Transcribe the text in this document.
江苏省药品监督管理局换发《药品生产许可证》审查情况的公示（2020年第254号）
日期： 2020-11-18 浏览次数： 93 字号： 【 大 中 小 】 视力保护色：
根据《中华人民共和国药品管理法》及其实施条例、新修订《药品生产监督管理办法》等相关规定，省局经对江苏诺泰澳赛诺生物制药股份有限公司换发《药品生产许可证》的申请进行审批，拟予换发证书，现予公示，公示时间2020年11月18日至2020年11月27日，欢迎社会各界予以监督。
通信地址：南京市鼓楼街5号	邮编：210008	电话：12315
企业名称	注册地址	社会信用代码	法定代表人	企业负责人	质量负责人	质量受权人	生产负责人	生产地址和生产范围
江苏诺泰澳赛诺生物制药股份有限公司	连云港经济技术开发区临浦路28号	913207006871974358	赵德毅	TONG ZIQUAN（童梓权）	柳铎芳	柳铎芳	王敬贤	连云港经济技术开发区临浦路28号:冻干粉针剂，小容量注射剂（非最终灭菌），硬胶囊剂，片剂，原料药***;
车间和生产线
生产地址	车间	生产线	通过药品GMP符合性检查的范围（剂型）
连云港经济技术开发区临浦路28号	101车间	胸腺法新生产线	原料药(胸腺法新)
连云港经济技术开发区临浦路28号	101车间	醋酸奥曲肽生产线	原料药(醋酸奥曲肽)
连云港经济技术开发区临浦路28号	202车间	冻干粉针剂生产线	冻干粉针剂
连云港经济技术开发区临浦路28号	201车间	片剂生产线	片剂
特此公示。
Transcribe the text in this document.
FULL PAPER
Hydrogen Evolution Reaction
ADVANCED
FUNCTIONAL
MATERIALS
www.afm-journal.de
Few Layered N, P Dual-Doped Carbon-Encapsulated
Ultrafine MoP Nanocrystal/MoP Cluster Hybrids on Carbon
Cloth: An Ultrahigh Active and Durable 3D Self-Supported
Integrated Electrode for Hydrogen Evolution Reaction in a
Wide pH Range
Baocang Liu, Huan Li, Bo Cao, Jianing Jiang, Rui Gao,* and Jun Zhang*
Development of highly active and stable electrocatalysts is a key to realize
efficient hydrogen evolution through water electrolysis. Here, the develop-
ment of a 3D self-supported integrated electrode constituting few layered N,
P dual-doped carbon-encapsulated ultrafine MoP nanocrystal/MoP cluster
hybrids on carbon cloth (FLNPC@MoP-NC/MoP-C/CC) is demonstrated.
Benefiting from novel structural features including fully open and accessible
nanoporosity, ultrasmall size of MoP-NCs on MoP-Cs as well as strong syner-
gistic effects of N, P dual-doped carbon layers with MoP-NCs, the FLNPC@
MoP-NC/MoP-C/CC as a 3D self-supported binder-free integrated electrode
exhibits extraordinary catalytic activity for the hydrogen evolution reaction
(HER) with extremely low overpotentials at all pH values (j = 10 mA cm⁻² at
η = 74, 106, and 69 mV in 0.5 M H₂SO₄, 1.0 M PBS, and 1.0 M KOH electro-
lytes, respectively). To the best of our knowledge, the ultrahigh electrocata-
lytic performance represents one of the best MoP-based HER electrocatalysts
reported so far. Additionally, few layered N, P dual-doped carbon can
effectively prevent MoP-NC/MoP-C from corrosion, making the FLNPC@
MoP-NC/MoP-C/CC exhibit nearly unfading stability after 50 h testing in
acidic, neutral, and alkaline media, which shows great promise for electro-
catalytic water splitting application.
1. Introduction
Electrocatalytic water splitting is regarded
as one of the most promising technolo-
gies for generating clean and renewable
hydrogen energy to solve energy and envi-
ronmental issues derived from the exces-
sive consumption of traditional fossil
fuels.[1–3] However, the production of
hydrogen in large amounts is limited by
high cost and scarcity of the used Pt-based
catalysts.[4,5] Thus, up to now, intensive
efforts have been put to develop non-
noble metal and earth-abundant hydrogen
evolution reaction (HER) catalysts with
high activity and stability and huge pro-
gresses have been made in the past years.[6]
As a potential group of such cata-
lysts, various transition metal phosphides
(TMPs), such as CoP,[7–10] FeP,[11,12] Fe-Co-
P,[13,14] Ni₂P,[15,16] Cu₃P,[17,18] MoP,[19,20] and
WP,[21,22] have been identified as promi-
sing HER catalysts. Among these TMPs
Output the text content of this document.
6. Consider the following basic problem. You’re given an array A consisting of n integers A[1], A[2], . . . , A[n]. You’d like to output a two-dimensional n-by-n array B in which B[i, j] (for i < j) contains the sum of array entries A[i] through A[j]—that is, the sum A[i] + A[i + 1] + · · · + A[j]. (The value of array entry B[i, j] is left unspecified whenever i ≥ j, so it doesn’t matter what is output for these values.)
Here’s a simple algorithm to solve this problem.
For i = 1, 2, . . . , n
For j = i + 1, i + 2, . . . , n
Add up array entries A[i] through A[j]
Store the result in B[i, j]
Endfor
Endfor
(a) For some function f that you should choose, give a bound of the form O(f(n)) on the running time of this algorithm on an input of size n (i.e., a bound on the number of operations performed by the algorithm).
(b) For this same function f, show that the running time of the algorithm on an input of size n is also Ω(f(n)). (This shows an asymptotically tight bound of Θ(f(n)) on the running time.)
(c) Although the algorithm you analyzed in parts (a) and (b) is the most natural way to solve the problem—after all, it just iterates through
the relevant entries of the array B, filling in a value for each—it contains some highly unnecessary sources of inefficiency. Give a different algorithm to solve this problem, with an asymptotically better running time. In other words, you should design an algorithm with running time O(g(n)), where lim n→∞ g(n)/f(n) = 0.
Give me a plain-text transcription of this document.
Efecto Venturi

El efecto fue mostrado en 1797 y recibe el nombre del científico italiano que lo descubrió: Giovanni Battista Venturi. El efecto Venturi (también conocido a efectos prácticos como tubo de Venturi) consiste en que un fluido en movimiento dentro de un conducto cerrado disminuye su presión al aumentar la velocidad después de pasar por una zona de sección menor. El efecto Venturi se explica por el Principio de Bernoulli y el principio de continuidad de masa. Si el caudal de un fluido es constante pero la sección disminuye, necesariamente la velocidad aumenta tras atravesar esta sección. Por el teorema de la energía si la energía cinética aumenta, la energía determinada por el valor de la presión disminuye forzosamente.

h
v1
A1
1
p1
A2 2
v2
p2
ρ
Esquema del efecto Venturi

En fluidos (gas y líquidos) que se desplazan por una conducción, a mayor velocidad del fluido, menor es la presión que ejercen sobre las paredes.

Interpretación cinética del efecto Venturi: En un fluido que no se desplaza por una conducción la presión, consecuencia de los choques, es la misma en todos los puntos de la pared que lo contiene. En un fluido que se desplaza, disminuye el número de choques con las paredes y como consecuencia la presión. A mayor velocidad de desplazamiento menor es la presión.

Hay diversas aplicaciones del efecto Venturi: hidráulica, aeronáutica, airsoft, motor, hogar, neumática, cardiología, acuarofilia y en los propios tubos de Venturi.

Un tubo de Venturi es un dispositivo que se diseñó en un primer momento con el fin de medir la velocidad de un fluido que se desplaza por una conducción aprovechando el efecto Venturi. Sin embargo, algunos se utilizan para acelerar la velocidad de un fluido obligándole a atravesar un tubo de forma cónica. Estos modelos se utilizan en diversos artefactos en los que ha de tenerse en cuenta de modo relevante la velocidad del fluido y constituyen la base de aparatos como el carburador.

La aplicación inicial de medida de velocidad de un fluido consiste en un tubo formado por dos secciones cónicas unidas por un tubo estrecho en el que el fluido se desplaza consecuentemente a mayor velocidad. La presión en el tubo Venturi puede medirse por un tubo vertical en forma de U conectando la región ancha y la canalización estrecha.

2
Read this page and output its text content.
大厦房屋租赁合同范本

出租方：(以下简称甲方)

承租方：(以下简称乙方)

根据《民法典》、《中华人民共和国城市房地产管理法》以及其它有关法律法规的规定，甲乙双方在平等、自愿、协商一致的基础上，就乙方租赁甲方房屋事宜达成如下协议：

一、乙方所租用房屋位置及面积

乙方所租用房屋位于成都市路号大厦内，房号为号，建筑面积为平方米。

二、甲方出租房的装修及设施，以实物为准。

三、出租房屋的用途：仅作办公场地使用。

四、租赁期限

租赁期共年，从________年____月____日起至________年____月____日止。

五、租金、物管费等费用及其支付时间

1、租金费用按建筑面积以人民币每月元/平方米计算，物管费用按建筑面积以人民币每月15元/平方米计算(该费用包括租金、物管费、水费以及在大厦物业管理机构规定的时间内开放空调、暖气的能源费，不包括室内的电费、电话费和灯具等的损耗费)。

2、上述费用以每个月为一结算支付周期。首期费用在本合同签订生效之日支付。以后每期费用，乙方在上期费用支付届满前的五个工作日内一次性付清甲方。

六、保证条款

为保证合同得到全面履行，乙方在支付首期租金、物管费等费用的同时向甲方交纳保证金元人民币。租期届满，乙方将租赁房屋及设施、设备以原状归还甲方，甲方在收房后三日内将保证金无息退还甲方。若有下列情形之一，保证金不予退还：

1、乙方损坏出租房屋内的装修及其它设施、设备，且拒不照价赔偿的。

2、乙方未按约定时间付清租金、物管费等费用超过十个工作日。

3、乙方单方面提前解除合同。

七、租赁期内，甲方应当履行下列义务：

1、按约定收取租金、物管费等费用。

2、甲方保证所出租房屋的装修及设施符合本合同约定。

*****

Consider the entries above and return each line with the string "activity".

[Reply]
exhibits extraordinary catalytic activity for the hydrogen evolution reaction
high activity and stability and huge pro-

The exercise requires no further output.